Recopiez le passage de l'extrait sur l'essai d'Éric Zemmour, de « Le nouvel essai » jusqu'à « aux meilleurs spécialistes. » inclus.

EXTRAIT:
- - -

Le nouvel essai d’Éric Zemmour, La messe n’est pas dite (Fayard), est destiné à susciter un sérieux débat, d’autant que son sous-titre constitue une véritable provocation : Pour un sursaut judéo-chrétien. Comment un intellectuel, passé à l’engagement politique, peut-il se prévaloir d’un programme qui empiète résolument sur le terrain religieux ? Avant d’engager contre lui un procès pour récupération idéologique, il importe de lire l’auteur avec la plus grande attention. Ce n’est pas sans une enquête approfondie qu’il affirme l’indestructible lien entre notre civilisation et ce qu’on appelle couramment l’héritage judéo-chrétien. Une enquête historique exigeante jusqu’à ses données théologiques, en se référant aux meilleurs spécialistes.

Judéo-christianisme ?

Loin de sacrifier à des raccourcis faciles sur un judéo-christianisme mal défini, Zemmour insiste sur l’originalité de ce christianisme par rapport au judaïsme. Selon l’enseignement de saint Paul, c’est la foi qui prime sur la loi. Cela n’empêche pas la filiation du christianisme avec le judaïsme, même si elle a provoqué des conflits que l’on peut expliquer avec René Girard : la ressemblance implique le conflit mimétique. Aussi convient-il de bien définir en quoi la nouveauté chrétienne a renouvelé les perspectives, en fondant une civilisation. La nôtre.

- - -

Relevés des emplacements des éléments
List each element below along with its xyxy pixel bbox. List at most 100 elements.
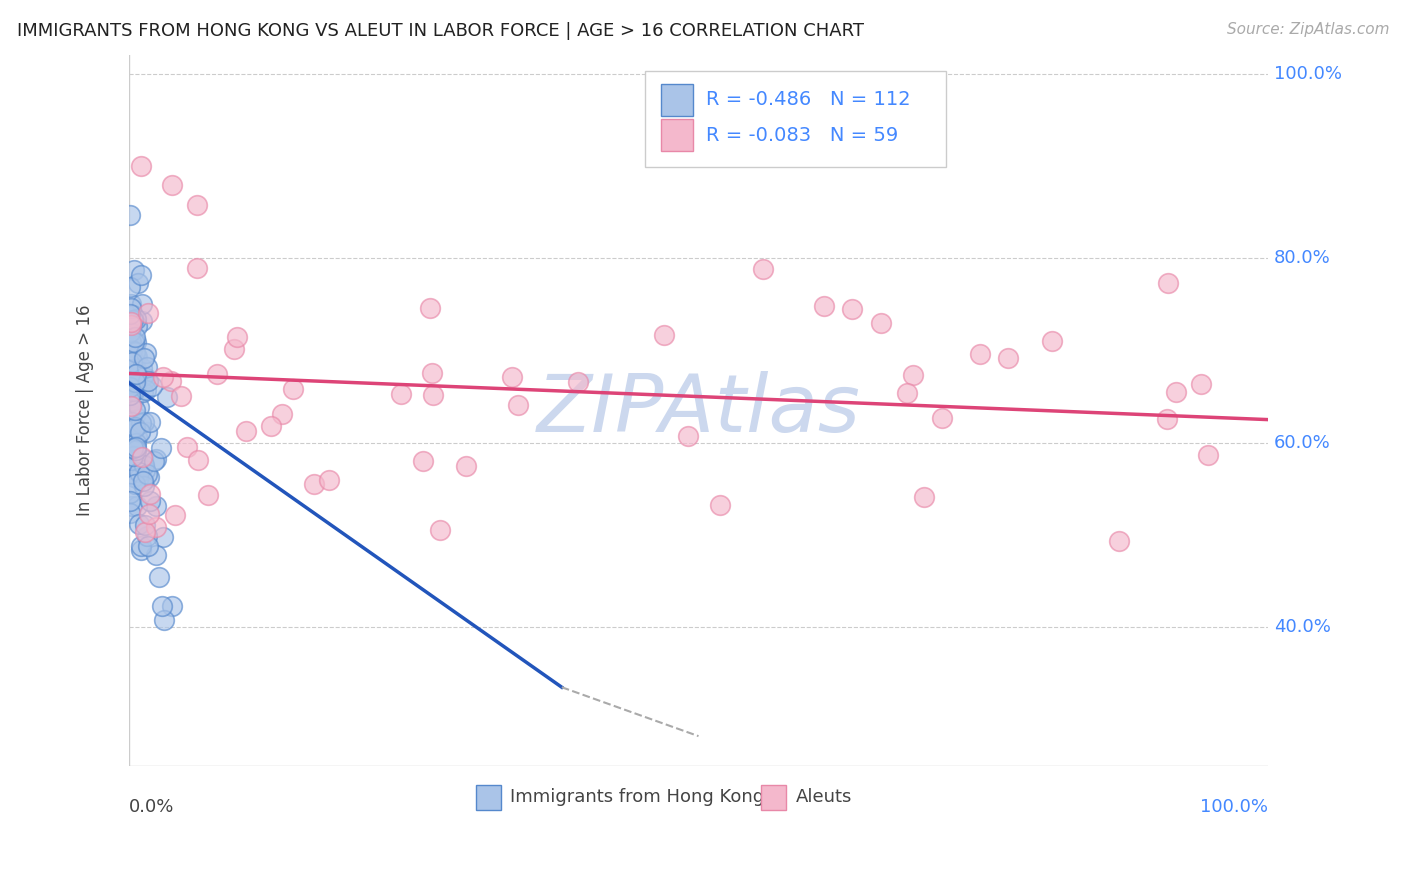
- Point: [124, 477, 146, 491]
- Point: [125, 367, 148, 381]
- Point: [132, 351, 155, 365]
- Point: [129, 268, 152, 282]
- Point: [156, 390, 179, 404]
- Point: [121, 499, 143, 513]
- Point: [118, 394, 141, 409]
- Point: [125, 376, 148, 391]
- Point: [120, 371, 142, 385]
- Point: [138, 469, 160, 483]
- Point: [129, 159, 152, 173]
- Point: [122, 314, 145, 328]
- Point: [135, 370, 157, 384]
- Point: [118, 280, 141, 294]
- Point: [454, 459, 477, 474]
- Point: [138, 493, 160, 508]
- Text: 80.0%: 80.0%: [1274, 249, 1331, 267]
- Point: [120, 315, 142, 329]
- Point: [118, 307, 141, 321]
- Point: [120, 325, 142, 339]
- Point: [152, 530, 174, 544]
- Point: [125, 443, 148, 458]
- Point: [896, 385, 918, 400]
- Point: [121, 394, 143, 409]
- Point: [207, 367, 229, 381]
- Point: [226, 330, 249, 344]
- Point: [125, 440, 148, 454]
- Point: [125, 367, 148, 381]
- Point: [222, 342, 245, 356]
- Point: [124, 348, 146, 362]
- Point: [1164, 384, 1187, 399]
- Point: [124, 383, 146, 397]
- Point: [129, 425, 152, 440]
- FancyBboxPatch shape: [761, 785, 786, 810]
- Point: [841, 301, 863, 316]
- Point: [118, 376, 141, 390]
- Point: [870, 316, 893, 330]
- Point: [429, 523, 451, 537]
- Point: [122, 441, 145, 455]
- Point: [120, 297, 142, 311]
- Point: [176, 441, 198, 455]
- Point: [751, 261, 773, 276]
- Point: [120, 506, 142, 520]
- Point: [135, 359, 157, 374]
- Point: [125, 312, 148, 326]
- FancyBboxPatch shape: [645, 71, 946, 167]
- Point: [121, 340, 143, 354]
- Point: [187, 452, 209, 467]
- Point: [120, 399, 142, 413]
- Point: [131, 539, 153, 553]
- Point: [132, 474, 155, 488]
- Point: [302, 477, 325, 491]
- Text: 100.0%: 100.0%: [1274, 64, 1343, 83]
- Point: [118, 485, 141, 500]
- Text: 0.0%: 0.0%: [129, 797, 174, 815]
- Point: [128, 517, 150, 532]
- Point: [121, 415, 143, 429]
- Point: [709, 498, 731, 512]
- Point: [931, 411, 953, 425]
- Point: [136, 306, 159, 320]
- Point: [169, 388, 191, 402]
- Text: 100.0%: 100.0%: [1201, 797, 1268, 815]
- Point: [1157, 276, 1180, 290]
- Point: [127, 369, 149, 384]
- Text: 60.0%: 60.0%: [1274, 434, 1331, 451]
- Text: Aleuts: Aleuts: [796, 789, 852, 806]
- Point: [676, 428, 699, 442]
- Point: [162, 178, 184, 193]
- Point: [145, 520, 167, 534]
- Point: [186, 198, 208, 212]
- Point: [120, 452, 142, 467]
- FancyBboxPatch shape: [477, 785, 502, 810]
- Point: [135, 346, 157, 360]
- Point: [136, 529, 159, 543]
- Point: [134, 415, 156, 429]
- Point: [118, 380, 141, 394]
- Point: [389, 387, 412, 401]
- Point: [122, 470, 145, 484]
- Point: [152, 369, 174, 384]
- Point: [128, 401, 150, 415]
- Point: [127, 367, 149, 381]
- Point: [122, 309, 145, 323]
- Point: [124, 419, 146, 434]
- Text: ZIPAtlas: ZIPAtlas: [537, 371, 860, 450]
- Point: [118, 208, 141, 222]
- Point: [150, 599, 173, 613]
- Point: [132, 451, 155, 466]
- Point: [139, 415, 162, 429]
- Point: [122, 335, 145, 350]
- Point: [142, 454, 165, 468]
- Point: [235, 424, 257, 438]
- Point: [122, 422, 145, 436]
- Point: [122, 354, 145, 368]
- Point: [125, 369, 148, 384]
- Point: [281, 382, 304, 396]
- Point: [121, 354, 143, 368]
- Point: [132, 384, 155, 399]
- Point: [134, 463, 156, 477]
- Point: [422, 388, 444, 402]
- Point: [121, 384, 143, 398]
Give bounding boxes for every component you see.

- - -

RÉPONSE ATTENDUE:
Le nouvel essai d’Éric Zemmour, La messe n’est pas dite (Fayard), est destiné à susciter un sérieux débat, d’autant que son sous-titre constitue une véritable provocation : Pour un sursaut judéo-chrétien. Comment un intellectuel, passé à l’engagement politique, peut-il se prévaloir d’un programme qui empiète résolument sur le terrain religieux ? Avant d’engager contre lui un procès pour récupération idéologique, il importe de lire l’auteur avec la plus grande attention. Ce n’est pas sans une enquête approfondie qu’il affirme l’indestructible lien entre notre civilisation et ce qu’on appelle couramment l’héritage judéo-chrétien. Une enquête historique exigeante jusqu’à ses données théologiques, en se référant aux meilleurs spécialistes.